▶ **Problem statement**
Output only the count of lines that contain "marker".

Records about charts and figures
──────────

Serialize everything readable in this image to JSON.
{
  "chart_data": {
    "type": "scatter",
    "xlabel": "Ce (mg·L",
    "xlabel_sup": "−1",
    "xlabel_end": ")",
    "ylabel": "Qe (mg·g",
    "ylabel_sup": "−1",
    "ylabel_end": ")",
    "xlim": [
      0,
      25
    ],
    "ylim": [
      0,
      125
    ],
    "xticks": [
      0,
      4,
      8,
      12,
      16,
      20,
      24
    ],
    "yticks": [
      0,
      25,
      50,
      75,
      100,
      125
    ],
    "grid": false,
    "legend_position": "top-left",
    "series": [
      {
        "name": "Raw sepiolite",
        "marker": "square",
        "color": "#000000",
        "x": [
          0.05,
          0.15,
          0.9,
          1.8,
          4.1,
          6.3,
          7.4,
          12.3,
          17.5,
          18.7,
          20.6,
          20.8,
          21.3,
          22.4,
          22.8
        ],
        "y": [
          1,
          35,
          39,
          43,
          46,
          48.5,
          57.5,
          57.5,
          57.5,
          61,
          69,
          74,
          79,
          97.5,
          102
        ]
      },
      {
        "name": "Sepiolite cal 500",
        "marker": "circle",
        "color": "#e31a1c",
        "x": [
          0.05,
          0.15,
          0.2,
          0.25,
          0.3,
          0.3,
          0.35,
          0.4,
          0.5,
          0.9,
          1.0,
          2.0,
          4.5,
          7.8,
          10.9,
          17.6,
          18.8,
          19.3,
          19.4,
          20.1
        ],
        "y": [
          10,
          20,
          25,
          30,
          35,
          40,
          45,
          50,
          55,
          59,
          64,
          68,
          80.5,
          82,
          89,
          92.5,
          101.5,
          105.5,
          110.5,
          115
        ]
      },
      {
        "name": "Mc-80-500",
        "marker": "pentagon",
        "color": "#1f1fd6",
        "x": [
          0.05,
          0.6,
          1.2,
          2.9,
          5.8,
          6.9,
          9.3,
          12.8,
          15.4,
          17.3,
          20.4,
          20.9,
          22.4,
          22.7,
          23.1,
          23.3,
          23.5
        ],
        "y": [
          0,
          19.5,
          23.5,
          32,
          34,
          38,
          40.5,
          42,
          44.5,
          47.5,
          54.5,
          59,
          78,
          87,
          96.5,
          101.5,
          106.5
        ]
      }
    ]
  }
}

──────────

▶ **Finished exercise**
3